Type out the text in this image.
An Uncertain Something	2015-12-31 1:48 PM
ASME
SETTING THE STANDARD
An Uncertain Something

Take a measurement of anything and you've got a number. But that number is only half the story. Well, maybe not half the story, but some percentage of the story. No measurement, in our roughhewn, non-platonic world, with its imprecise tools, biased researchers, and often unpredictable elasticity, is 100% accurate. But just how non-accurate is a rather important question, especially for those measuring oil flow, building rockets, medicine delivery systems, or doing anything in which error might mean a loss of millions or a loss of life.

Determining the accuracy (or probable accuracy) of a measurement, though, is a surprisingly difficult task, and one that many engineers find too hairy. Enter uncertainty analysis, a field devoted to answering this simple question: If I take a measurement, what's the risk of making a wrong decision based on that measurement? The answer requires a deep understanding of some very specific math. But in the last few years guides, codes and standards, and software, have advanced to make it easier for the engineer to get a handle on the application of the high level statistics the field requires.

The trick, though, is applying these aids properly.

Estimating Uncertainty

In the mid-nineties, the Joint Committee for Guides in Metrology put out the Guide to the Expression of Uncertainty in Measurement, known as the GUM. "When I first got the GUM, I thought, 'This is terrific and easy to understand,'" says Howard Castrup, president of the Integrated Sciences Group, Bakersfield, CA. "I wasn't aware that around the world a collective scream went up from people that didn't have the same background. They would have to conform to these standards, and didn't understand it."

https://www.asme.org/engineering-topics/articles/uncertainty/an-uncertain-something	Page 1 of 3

## YOUR INSTRUCTIONS
Your task is to repeat every line exactly.

## RESPONSE TO THE EXERCISE
Type out the text in this image.
An Uncertain Something	2015-12-31 1:48 PM
ASME
SETTING THE STANDARD
An Uncertain Something

Take a measurement of anything and you've got a number. But that number is only half the story. Well, maybe not half the story, but some percentage of the story. No measurement, in our roughhewn, non-platonic world, with its imprecise tools, biased researchers, and often unpredictable elasticity, is 100% accurate. But just how non-accurate is a rather important question, especially for those measuring oil flow, building rockets, medicine delivery systems, or doing anything in which error might mean a loss of millions or a loss of life.

Determining the accuracy (or probable accuracy) of a measurement, though, is a surprisingly difficult task, and one that many engineers find too hairy. Enter uncertainty analysis, a field devoted to answering this simple question: If I take a measurement, what's the risk of making a wrong decision based on that measurement? The answer requires a deep understanding of some very specific math. But in the last few years guides, codes and standards, and software, have advanced to make it easier for the engineer to get a handle on the application of the high level statistics the field requires.

The trick, though, is applying these aids properly.

Estimating Uncertainty

In the mid-nineties, the Joint Committee for Guides in Metrology put out the Guide to the Expression of Uncertainty in Measurement, known as the GUM. "When I first got the GUM, I thought, 'This is terrific and easy to understand,'" says Howard Castrup, president of the Integrated Sciences Group, Bakersfield, CA. "I wasn't aware that around the world a collective scream went up from people that didn't have the same background. They would have to conform to these standards, and didn't understand it."

https://www.asme.org/engineering-topics/articles/uncertainty/an-uncertain-something	Page 1 of 3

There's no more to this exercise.